**WHAT YOU HAVE TO DO:**
Without the pictures, return each record as it appears.

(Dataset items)
----------------

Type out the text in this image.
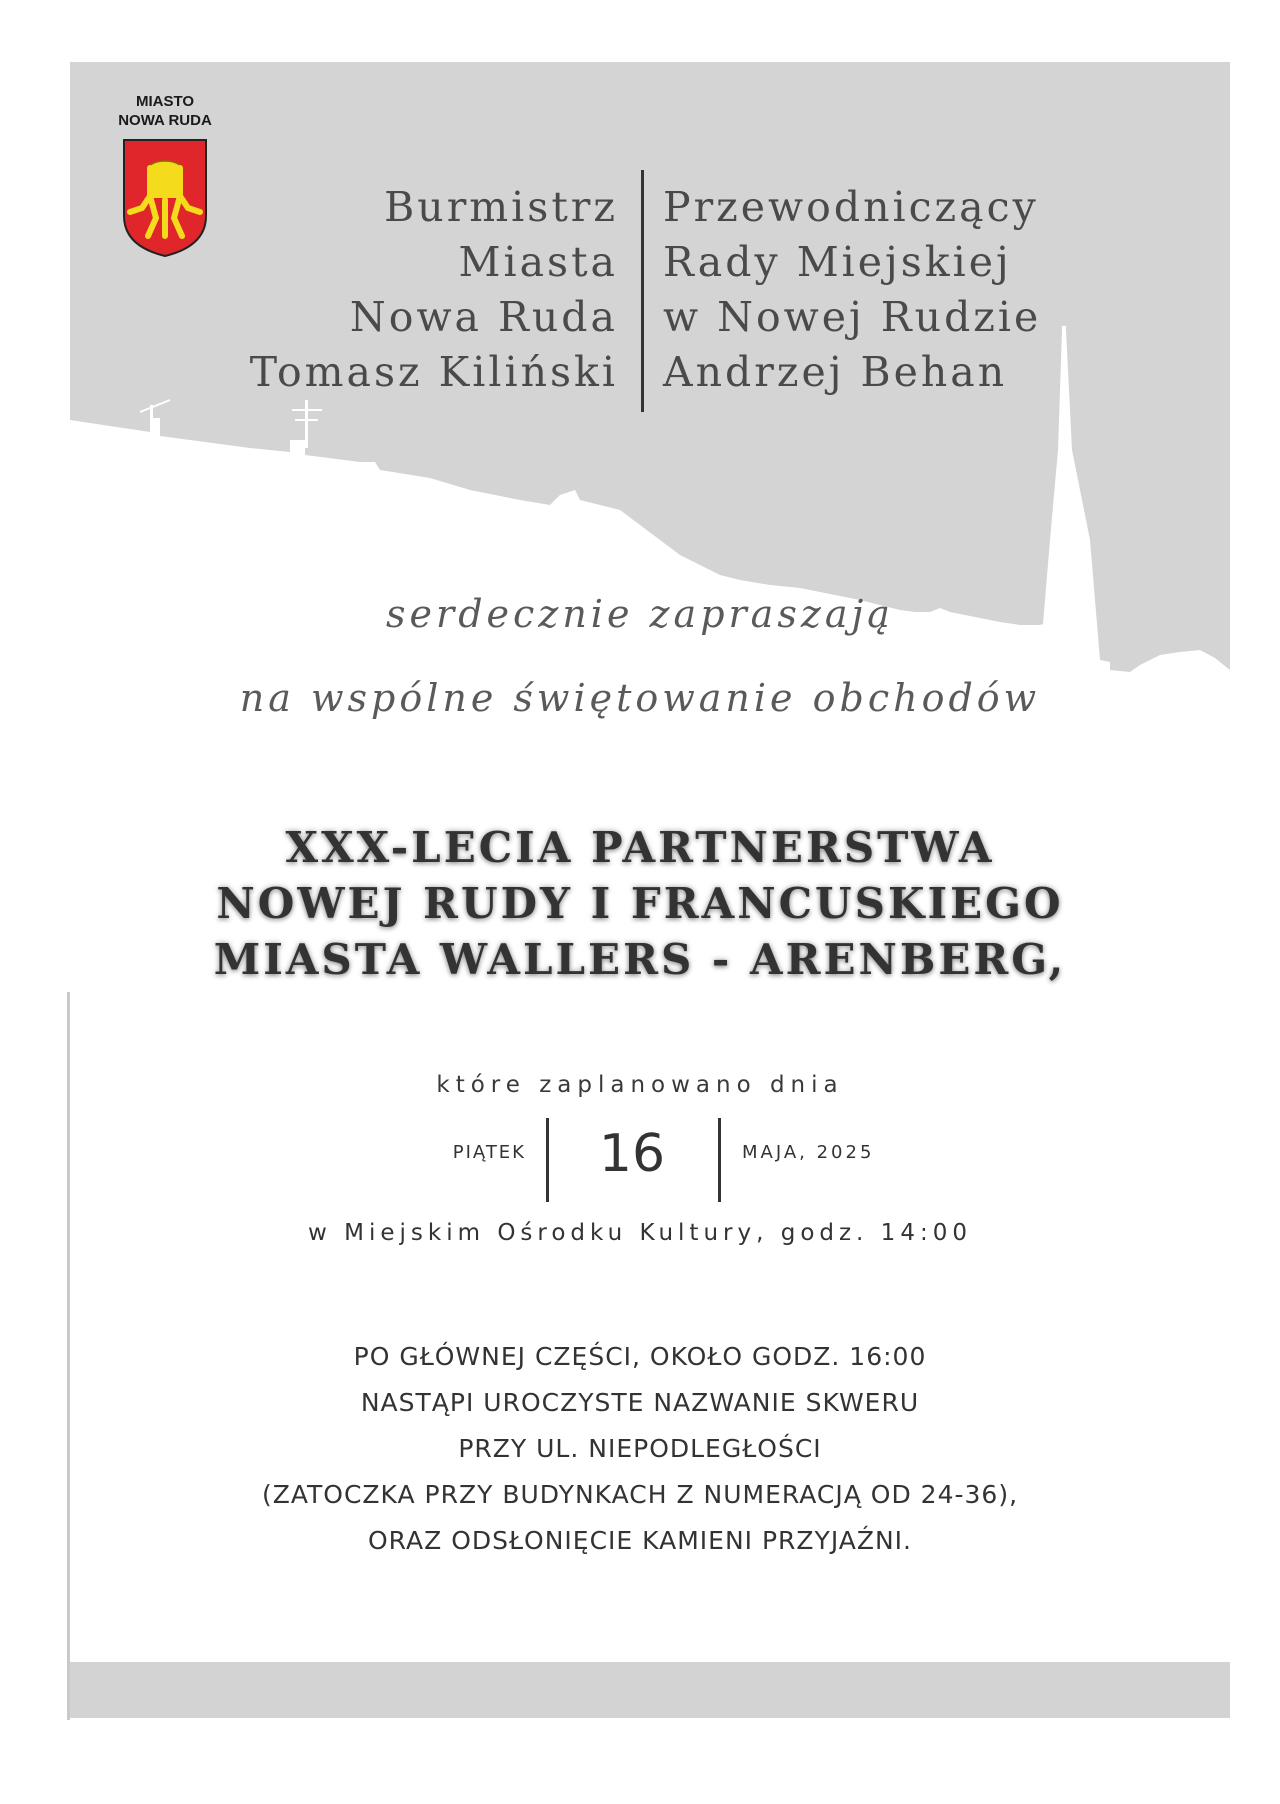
MIASTO
NOWA RUDA
Burmistrz
Miasta
Nowa Ruda
Tomasz Kiliński
Przewodniczący
Rady Miejskiej
w Nowej Rudzie
Andrzej Behan
serdecznie zapraszają
na wspólne świętowanie obchodów
XXX-LECIA PARTNERSTWA
NOWEJ RUDY I FRANCUSKIEGO
MIASTA WALLERS - ARENBERG,
które zaplanowano dnia
PIĄTEK	16	MAJA, 2025
w Miejskim Ośrodku Kultury, godz. 14:00
PO GŁÓWNEJ CZĘŚCI, OKOŁO GODZ. 16:00
NASTĄPI UROCZYSTE NAZWANIE SKWERU
PRZY UL. NIEPODLEGŁOŚCI
(ZATOCZKA PRZY BUDYNKACH Z NUMERACJĄ OD 24-36),
ORAZ ODSŁONIĘCIE KAMIENI PRZYJAŹNI.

----------------

**SOLUTION BELOW:**
Type out the text in this image.
MIASTO
NOWA RUDA
Burmistrz
Miasta
Nowa Ruda
Tomasz Kiliński
Przewodniczący
Rady Miejskiej
w Nowej Rudzie
Andrzej Behan
serdecznie zapraszają
na wspólne świętowanie obchodów
XXX-LECIA PARTNERSTWA
NOWEJ RUDY I FRANCUSKIEGO
MIASTA WALLERS - ARENBERG,
które zaplanowano dnia
PIĄTEK	16	MAJA, 2025
w Miejskim Ośrodku Kultury, godz. 14:00
PO GŁÓWNEJ CZĘŚCI, OKOŁO GODZ. 16:00
NASTĄPI UROCZYSTE NAZWANIE SKWERU
PRZY UL. NIEPODLEGŁOŚCI
(ZATOCZKA PRZY BUDYNKACH Z NUMERACJĄ OD 24-36),
ORAZ ODSŁONIĘCIE KAMIENI PRZYJAŹNI.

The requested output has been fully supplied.